> Collection entries:
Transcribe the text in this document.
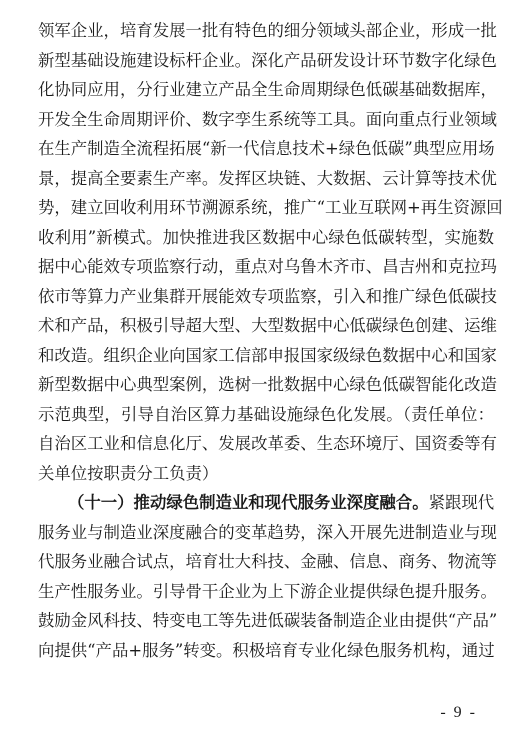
领军企业，培育发展一批有特色的细分领域头部企业，形成一批
新型基础设施建设标杆企业。深化产品研发设计环节数字化绿色
化协同应用，分行业建立产品全生命周期绿色低碳基础数据库，
开发全生命周期评价、数字孪生系统等工具。面向重点行业领域
在生产制造全流程拓展“新一代信息技术+绿色低碳”典型应用场
景，提高全要素生产率。发挥区块链、大数据、云计算等技术优
势，建立回收利用环节溯源系统，推广“工业互联网+再生资源回
收利用”新模式。加快推进我区数据中心绿色低碳转型，实施数
据中心能效专项监察行动，重点对乌鲁木齐市、昌吉州和克拉玛
依市等算力产业集群开展能效专项监察，引入和推广绿色低碳技
术和产品，积极引导超大型、大型数据中心低碳绿色创建、运维
和改造。组织企业向国家工信部申报国家级绿色数据中心和国家
新型数据中心典型案例，选树一批数据中心绿色低碳智能化改造
示范典型，引导自治区算力基础设施绿色化发展。（责任单位：
自治区工业和信息化厅、发展改革委、生态环境厅、国资委等有
关单位按职责分工负责）
（十一）推动绿色制造业和现代服务业深度融合。紧跟现代
服务业与制造业深度融合的变革趋势，深入开展先进制造业与现
代服务业融合试点，培育壮大科技、金融、信息、商务、物流等
生产性服务业。引导骨干企业为上下游企业提供绿色提升服务。
鼓励金风科技、特变电工等先进低碳装备制造企业由提供“产品”
向提供“产品+服务”转变。积极培育专业化绿色服务机构，通过
- 9 -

> Task brief:
Every line above should be returned exactly; the pictures stay out.

> Response for this exercise:
Transcribe the text in this document.
领军企业，培育发展一批有特色的细分领域头部企业，形成一批
新型基础设施建设标杆企业。深化产品研发设计环节数字化绿色
化协同应用，分行业建立产品全生命周期绿色低碳基础数据库，
开发全生命周期评价、数字孪生系统等工具。面向重点行业领域
在生产制造全流程拓展“新一代信息技术+绿色低碳”典型应用场
景，提高全要素生产率。发挥区块链、大数据、云计算等技术优
势，建立回收利用环节溯源系统，推广“工业互联网+再生资源回
收利用”新模式。加快推进我区数据中心绿色低碳转型，实施数
据中心能效专项监察行动，重点对乌鲁木齐市、昌吉州和克拉玛
依市等算力产业集群开展能效专项监察，引入和推广绿色低碳技
术和产品，积极引导超大型、大型数据中心低碳绿色创建、运维
和改造。组织企业向国家工信部申报国家级绿色数据中心和国家
新型数据中心典型案例，选树一批数据中心绿色低碳智能化改造
示范典型，引导自治区算力基础设施绿色化发展。（责任单位：
自治区工业和信息化厅、发展改革委、生态环境厅、国资委等有
关单位按职责分工负责）
（十一）推动绿色制造业和现代服务业深度融合。紧跟现代
服务业与制造业深度融合的变革趋势，深入开展先进制造业与现
代服务业融合试点，培育壮大科技、金融、信息、商务、物流等
生产性服务业。引导骨干企业为上下游企业提供绿色提升服务。
鼓励金风科技、特变电工等先进低碳装备制造企业由提供“产品”
向提供“产品+服务”转变。积极培育专业化绿色服务机构，通过
- 9 -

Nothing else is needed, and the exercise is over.